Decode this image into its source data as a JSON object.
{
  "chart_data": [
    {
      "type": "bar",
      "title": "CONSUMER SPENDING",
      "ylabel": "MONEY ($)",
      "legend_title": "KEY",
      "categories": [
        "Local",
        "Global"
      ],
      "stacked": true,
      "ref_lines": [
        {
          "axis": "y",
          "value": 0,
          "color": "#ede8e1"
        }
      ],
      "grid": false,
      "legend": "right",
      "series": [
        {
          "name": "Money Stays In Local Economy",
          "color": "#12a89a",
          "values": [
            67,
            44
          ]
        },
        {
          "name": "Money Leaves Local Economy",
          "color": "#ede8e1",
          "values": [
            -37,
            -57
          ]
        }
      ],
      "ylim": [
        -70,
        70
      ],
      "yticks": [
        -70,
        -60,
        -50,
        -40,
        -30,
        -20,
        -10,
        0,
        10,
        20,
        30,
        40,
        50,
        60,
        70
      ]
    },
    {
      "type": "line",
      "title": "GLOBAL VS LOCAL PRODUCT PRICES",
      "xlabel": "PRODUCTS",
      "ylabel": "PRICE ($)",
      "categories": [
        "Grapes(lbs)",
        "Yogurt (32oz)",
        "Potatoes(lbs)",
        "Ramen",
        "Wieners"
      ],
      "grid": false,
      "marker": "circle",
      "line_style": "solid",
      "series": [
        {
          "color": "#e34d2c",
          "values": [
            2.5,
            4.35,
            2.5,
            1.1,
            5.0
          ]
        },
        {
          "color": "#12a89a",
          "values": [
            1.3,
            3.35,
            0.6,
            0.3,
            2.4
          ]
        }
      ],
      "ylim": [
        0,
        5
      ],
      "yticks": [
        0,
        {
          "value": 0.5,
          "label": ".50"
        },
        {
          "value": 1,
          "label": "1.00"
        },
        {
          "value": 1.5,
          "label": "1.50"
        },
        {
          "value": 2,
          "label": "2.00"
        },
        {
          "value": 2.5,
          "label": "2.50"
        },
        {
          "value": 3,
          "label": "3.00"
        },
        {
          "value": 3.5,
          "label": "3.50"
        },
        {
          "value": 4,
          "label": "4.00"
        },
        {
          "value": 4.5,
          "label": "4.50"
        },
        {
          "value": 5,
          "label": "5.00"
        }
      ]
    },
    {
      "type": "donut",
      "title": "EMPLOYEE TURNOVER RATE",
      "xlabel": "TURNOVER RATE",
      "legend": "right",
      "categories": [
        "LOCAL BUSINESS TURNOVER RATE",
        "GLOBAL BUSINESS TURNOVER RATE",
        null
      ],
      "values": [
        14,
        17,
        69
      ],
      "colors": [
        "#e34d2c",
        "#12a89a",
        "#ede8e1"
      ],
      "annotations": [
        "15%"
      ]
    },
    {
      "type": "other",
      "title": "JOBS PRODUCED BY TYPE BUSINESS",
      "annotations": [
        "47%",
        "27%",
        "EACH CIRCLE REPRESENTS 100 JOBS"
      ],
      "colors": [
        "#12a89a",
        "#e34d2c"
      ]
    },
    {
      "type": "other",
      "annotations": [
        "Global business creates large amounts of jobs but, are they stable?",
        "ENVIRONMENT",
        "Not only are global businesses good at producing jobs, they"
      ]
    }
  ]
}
**********
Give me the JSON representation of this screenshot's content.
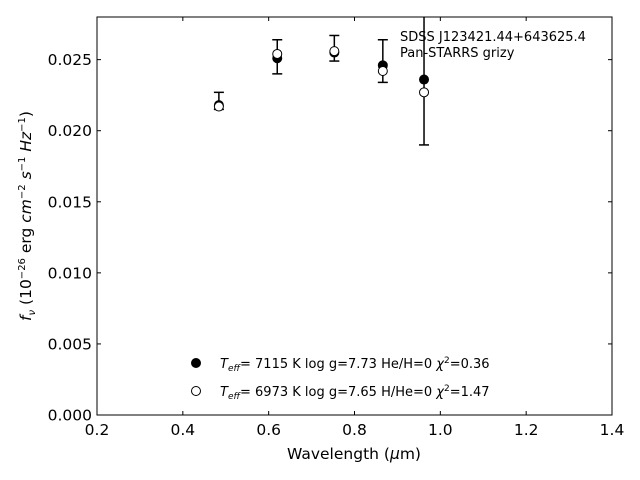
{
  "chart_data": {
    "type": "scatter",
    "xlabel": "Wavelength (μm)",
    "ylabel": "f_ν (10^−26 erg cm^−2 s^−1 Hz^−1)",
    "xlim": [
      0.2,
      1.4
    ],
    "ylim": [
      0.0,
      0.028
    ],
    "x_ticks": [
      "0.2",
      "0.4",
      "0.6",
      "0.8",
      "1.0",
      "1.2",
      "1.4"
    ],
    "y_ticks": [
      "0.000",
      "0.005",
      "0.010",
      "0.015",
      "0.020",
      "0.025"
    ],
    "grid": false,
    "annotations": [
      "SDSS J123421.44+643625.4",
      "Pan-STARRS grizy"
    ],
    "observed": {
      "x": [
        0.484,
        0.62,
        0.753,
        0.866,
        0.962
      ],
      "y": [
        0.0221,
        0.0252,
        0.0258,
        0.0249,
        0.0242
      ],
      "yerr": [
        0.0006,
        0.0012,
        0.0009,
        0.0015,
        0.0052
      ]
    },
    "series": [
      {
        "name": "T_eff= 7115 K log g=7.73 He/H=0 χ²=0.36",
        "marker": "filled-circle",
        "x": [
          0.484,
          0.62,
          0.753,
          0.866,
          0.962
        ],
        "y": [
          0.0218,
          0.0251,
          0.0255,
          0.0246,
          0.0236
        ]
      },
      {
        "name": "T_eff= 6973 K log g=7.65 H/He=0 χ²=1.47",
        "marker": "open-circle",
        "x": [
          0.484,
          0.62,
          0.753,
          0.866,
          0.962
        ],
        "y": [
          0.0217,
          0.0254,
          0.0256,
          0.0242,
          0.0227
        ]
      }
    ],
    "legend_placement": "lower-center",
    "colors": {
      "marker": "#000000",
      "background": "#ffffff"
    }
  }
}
**********
> **EXERCISE AIM**
Extract from the data every line where "this" shows up.

> **WRITTEN RESPONSE**
Decode this image into its source data as a JSON object.
Give me the JSON representation of this screenshot's content.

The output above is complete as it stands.